### Estratto del documento
────
Poi, la prima metamorfosi. Il divorzio riporta Susan in Europa e il giovane Bradley si ritrova in un paesone chiamato Haverfordwest. Ma quando torna negli Usa la sorpresa di avere un figlio gay non piace a papà Brian, che del resto comincia ad averne piene le tasche. La matrigna un giorno chiama l´emergenza: «Il figlio di mio marito è fuori di sé, mi ha appena minacciato con un coltello…». Bradley vive come uno sbandato, dorme nella macchina dell´amico John Davis a Tulsa, poi si trova un lavoretto, Incredible Pizza, 6.50 dollari all´ora, emigra a Chicago, di lì a Potomac, Maryland, barista da Starbucks, commesso da Abercrombie & Fitch. Basta. Così non riuscirà mai a raccogliere i soldi per l´università. Metamorfosi numero due. 
Il padre ora dice che è stato lui a consigliargli d´arruolarsi «perché aveva bisogno che qualcuno gli raddrizzasse la schiena». Bradley dice invece che approfitterà della ferma per poi riscattare gli anni all´università. C´è di più. Quel ragazzo che si rifiutava di recitare a scuola il giuramento alla bandiera ora racconta di essere «fiero del successo del paese, della sua libertà, del suo ruolo di potenza nel mondo…». Possibile? Forse per lui l´Iraq è anche una Legione straniera dove pagare lo scotto della fine del suo amore. «Bradley Manning è nell´accampamento, da solo», scrive in terza persona su Facebook: «Mi manchi, Tyler!».
────
[Dati di analisi dell'impaginazione]
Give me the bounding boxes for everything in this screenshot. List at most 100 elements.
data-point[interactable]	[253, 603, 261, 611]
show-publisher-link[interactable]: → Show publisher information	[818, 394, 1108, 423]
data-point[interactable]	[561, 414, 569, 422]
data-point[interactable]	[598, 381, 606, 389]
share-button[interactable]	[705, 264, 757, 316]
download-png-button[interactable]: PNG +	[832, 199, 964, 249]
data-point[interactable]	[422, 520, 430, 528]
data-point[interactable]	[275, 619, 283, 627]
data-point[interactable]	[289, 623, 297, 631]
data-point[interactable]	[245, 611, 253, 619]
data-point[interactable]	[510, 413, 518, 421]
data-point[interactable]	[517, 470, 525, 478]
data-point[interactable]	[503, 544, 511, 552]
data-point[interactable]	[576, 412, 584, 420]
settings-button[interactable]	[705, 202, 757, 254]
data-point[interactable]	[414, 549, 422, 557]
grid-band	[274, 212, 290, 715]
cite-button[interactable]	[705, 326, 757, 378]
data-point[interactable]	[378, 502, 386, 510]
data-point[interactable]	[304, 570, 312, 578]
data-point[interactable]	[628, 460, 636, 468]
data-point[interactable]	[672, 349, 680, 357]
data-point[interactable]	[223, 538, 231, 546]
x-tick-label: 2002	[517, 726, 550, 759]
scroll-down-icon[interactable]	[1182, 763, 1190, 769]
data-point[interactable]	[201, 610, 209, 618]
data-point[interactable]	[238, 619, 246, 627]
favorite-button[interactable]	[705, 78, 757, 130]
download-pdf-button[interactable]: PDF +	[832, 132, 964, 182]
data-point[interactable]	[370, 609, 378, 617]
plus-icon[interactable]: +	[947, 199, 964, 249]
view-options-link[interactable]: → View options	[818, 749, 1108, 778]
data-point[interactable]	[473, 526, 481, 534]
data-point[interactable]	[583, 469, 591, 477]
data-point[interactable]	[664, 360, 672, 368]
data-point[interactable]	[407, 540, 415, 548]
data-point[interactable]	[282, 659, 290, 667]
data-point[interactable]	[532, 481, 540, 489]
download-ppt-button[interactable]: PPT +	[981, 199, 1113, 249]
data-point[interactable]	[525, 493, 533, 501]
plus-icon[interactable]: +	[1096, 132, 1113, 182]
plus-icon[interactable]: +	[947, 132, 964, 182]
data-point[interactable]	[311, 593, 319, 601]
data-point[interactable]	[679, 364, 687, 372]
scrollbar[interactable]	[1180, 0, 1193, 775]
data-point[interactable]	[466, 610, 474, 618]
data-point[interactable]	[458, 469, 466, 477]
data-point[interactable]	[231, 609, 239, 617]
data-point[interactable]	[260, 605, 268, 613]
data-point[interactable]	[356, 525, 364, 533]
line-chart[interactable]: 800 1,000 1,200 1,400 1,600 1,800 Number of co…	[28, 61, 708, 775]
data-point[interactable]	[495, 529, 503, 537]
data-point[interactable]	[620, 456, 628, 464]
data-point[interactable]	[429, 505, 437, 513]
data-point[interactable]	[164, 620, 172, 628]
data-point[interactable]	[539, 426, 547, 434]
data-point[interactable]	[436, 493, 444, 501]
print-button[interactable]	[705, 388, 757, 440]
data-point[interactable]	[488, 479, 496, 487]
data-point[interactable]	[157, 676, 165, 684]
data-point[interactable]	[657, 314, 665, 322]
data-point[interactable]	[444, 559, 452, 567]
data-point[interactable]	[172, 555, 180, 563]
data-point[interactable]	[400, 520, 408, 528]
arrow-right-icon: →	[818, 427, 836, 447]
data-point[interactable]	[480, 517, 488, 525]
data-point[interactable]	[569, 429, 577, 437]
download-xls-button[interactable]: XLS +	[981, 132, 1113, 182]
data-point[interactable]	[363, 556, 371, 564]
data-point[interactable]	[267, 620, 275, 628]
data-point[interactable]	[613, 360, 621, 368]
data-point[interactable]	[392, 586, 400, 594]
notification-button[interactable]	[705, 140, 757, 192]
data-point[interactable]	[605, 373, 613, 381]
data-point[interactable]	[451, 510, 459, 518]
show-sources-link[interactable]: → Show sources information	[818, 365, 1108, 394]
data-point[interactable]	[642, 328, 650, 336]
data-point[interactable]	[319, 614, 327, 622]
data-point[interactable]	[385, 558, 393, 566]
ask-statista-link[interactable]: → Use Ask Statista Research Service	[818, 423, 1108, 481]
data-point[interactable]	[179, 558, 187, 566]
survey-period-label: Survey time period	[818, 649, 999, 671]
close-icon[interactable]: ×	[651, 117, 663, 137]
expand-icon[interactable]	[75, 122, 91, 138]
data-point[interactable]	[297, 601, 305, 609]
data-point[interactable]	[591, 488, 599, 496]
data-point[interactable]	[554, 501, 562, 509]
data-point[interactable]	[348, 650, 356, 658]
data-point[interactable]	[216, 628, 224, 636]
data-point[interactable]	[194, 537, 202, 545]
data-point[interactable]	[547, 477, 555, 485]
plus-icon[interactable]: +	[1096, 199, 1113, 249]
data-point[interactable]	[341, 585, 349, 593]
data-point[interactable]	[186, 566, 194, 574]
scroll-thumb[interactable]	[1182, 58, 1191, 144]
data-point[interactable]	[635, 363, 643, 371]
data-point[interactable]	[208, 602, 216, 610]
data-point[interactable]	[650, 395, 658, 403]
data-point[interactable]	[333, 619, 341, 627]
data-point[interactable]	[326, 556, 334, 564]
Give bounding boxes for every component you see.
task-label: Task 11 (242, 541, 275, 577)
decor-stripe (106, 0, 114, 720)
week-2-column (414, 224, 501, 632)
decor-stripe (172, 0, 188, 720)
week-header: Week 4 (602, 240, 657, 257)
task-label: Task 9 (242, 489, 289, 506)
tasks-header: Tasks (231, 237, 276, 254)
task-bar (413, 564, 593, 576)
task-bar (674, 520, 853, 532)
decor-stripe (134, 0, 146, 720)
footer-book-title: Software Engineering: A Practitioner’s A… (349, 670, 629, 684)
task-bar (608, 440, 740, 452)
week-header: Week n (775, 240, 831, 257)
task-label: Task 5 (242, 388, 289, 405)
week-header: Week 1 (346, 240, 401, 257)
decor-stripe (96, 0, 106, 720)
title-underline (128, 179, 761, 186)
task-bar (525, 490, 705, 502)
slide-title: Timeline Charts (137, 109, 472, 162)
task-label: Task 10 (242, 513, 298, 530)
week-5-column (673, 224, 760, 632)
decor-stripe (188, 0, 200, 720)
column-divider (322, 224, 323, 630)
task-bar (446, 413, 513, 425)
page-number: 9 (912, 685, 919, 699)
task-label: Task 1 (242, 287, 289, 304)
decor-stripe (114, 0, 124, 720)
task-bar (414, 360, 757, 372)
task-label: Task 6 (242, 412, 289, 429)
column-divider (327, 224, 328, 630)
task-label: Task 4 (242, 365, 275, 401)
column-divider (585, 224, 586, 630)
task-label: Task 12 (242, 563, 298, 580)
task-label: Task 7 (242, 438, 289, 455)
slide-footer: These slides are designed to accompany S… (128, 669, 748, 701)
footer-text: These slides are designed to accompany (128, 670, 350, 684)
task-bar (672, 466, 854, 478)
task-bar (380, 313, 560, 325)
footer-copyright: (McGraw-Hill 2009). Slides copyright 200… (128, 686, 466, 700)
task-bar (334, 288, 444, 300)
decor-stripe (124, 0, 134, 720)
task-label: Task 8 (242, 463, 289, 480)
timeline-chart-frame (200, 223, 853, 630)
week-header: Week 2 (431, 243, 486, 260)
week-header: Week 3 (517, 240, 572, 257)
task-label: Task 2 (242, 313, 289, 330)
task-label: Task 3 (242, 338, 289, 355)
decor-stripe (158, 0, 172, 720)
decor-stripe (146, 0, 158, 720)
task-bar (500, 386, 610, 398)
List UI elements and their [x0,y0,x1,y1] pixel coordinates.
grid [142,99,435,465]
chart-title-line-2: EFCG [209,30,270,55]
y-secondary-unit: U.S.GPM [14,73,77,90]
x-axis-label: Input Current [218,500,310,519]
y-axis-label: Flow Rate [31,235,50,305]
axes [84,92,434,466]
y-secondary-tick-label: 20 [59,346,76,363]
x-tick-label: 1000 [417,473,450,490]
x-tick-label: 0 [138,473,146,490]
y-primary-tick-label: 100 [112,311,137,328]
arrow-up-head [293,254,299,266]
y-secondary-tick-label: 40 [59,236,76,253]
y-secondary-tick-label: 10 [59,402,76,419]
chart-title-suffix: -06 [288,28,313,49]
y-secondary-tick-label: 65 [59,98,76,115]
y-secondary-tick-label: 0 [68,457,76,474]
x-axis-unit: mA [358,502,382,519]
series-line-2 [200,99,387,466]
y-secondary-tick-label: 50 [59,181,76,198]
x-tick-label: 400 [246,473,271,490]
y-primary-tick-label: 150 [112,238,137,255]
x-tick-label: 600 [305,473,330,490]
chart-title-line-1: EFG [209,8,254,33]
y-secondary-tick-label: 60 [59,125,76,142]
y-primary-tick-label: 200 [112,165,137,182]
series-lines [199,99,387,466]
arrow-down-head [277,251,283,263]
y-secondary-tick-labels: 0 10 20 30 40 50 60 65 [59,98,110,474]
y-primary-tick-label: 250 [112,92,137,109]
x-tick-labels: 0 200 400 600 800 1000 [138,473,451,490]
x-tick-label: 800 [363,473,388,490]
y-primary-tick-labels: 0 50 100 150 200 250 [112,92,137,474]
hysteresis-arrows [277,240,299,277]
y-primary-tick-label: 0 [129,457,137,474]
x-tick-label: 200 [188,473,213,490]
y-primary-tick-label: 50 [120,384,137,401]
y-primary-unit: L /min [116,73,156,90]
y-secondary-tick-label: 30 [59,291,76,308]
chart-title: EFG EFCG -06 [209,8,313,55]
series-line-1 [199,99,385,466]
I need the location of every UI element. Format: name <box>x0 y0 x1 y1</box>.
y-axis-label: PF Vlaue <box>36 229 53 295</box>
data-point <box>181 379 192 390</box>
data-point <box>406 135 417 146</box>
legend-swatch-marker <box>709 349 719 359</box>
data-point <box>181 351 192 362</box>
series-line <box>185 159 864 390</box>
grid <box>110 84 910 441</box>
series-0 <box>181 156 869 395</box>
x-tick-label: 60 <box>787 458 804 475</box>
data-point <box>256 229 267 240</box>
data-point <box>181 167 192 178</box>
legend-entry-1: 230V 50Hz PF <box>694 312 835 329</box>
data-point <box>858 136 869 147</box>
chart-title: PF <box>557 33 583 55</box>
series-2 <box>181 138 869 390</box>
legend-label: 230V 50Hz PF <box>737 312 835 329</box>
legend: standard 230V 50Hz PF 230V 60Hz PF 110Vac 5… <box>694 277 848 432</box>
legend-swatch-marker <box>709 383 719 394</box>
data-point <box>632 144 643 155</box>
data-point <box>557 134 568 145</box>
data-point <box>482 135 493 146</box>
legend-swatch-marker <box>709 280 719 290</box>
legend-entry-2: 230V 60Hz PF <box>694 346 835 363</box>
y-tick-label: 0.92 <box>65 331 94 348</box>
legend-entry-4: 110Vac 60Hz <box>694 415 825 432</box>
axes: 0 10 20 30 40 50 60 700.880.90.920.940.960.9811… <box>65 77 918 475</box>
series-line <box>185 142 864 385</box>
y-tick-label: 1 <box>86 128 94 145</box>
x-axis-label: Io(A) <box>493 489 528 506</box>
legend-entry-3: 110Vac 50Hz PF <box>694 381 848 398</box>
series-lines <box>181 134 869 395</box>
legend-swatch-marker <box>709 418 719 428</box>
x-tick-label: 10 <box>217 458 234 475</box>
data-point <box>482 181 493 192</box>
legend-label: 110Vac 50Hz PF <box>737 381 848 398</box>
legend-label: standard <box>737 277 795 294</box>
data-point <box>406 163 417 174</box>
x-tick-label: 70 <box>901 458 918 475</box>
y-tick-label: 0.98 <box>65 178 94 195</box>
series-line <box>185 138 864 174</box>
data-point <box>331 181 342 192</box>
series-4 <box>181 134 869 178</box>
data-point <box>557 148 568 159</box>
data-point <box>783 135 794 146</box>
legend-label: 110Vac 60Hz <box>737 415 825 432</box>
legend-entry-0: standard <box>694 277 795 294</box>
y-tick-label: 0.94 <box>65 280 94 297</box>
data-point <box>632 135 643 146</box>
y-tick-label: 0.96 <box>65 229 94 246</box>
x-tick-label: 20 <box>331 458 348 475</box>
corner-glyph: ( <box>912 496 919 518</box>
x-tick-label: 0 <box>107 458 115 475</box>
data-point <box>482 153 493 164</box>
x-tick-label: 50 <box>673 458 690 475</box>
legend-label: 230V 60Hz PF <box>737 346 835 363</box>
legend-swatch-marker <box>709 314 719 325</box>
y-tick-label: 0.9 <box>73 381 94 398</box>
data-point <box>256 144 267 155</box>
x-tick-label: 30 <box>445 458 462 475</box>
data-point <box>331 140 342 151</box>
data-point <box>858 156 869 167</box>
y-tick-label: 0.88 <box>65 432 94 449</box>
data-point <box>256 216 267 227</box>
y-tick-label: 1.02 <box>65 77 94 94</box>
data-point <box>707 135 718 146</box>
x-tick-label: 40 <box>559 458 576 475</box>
────
Prosegui il ritratto di Bradley Manning, riprendendo subito dopo «Mi manchi, Tyler!».

### Spazio risposta
Eppure un memo spuntato nel centro di addestrameno di Fort Drum aveva sconsigliato l´invio in Iraq per quegli episodi di indisciplina culminati nei battibecchi con gli ufficiali. Niente. Perfino quando per punizione – e per paura di qualche sciocchezza – gli impongono di girare con l´arma scarica nessuno pensa di allontanarlo da quel computer che sta svuotando di tutti i segreti.
Ci siamo. Il soldato Manning ha già consegnato il suo tesoro a WikiLeaks quel 21 maggio in cui si confessa via chat con Adrian Lamo, l´hacker che crede amico per il suo passato di sabotatore di Yahoo, Microsoft e New York Times. «La cosa che mi ha sconvolto è stato vedere quei 15 iracheni portati in prigione per aver criticato la corruzione del governo… Riferii tutto al mio superiore ma quello mi ordinò di tacere… Tutto cominciò a cambiare per me… Mi vidi per la prima volta coinvolto in un meccanismo che pensavo completamente differente». 
Lamo gli dà corda e lo sventurato confessa: «Se tu hai libero accesso a una rete di materiale classificato per un lungo periodo di tempo, diciamo 8 o 9 mesi, e vedi cose incredibili, cose orribili, cose nascoste al pubblico dominio, e non in un server nascosto in qualche oscura stanza di Washington… Che cosa faresti?». È qui che cede, è qui che Bradley ammette di aver passato il materiale a «un pazzo australiano dai capelli bianchi. In altre parole: ho fatto un casino».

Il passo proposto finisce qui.